* BEGIN Selected passage *
Perhaps you’re new to homeschooling, or maybe you’ve been at this life for a few years. You see the images of lovely homeschool room ideas, and you feel frustrated because you don’t have a dedicated space just for homeschooling.

You’re not alone! Most homeschoolers do not have homeschooling rooms in their homes. It’s true! And those who do—well—they often end up just using them to store homeschool supplies or play games. That was me a few years ago. We had a larger house and converted our dining room into a school room. We did use it at first—but most days we ended up on the floor, at the kitchen table, outside, or in the living room.

Over the course of two years, we moved two times and I had to be creative with how we set up our homeschool room in a small space—especially as my kids got older. Their needs changed, and our homeschooling days did too.

Truth? Homeschool rooms are unnecessary, because learning happens anywhere and everywhere!
* END Selected passage *
▶ _Requirements_
A. Answer these questions from the passage on homeschool rooms:
(i) Which room did the family convert into a school room?
(ii) How many times did the family move over the course of two years?
(iii) What does the passage say most homeschoolers do not have in their homes?
B. List every place where, according to the passage on homeschool rooms, the family ended up doing school on most days.
The records that come next have no connection to the passage on homeschool rooms.
* BEGIN Provided data *
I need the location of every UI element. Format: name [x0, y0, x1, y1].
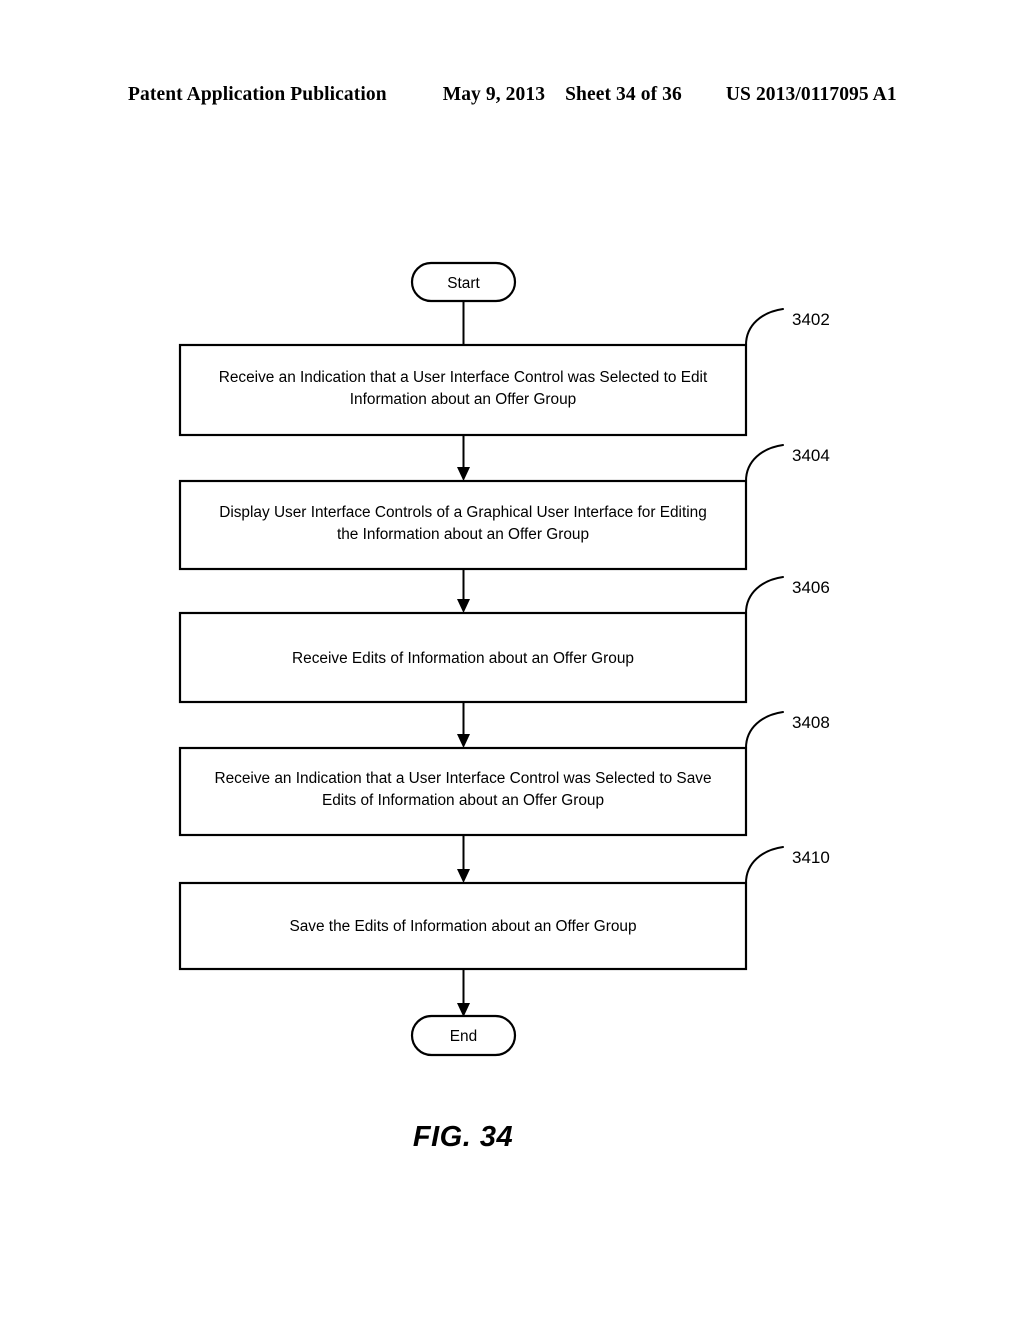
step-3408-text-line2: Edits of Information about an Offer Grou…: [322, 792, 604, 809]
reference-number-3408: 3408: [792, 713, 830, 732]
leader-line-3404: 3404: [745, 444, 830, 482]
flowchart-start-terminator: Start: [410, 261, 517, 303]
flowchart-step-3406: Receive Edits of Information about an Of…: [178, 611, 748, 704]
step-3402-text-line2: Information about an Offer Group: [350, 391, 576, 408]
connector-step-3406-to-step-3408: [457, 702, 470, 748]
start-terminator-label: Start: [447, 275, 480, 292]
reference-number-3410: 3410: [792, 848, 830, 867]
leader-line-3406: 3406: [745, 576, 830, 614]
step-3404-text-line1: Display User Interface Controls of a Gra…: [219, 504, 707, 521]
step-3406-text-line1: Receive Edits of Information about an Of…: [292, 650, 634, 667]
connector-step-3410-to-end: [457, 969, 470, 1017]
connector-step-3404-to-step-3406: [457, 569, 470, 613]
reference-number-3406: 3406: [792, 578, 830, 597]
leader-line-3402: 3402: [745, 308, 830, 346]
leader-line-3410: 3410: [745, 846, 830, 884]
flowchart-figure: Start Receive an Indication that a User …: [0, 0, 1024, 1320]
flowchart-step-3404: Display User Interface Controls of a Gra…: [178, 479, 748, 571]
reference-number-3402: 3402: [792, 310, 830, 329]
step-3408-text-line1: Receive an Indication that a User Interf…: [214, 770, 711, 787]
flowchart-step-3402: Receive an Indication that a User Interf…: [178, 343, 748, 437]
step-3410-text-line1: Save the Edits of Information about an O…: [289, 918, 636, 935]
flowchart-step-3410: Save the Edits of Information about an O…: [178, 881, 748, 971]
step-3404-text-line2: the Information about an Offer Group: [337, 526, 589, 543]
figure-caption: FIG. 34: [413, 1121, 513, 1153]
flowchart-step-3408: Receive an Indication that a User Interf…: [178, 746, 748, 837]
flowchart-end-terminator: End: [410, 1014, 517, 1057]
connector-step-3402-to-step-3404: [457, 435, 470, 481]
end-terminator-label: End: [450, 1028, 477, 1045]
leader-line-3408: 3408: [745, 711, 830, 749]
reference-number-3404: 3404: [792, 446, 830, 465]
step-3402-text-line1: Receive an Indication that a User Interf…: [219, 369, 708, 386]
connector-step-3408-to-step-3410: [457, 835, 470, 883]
* END Provided data *
▶ _Solutions per task_
A.
(i) The dining room.
(ii) Two times.
(iii) Homeschooling rooms.

B. On the floor, at the kitchen table, outside, and in the living room.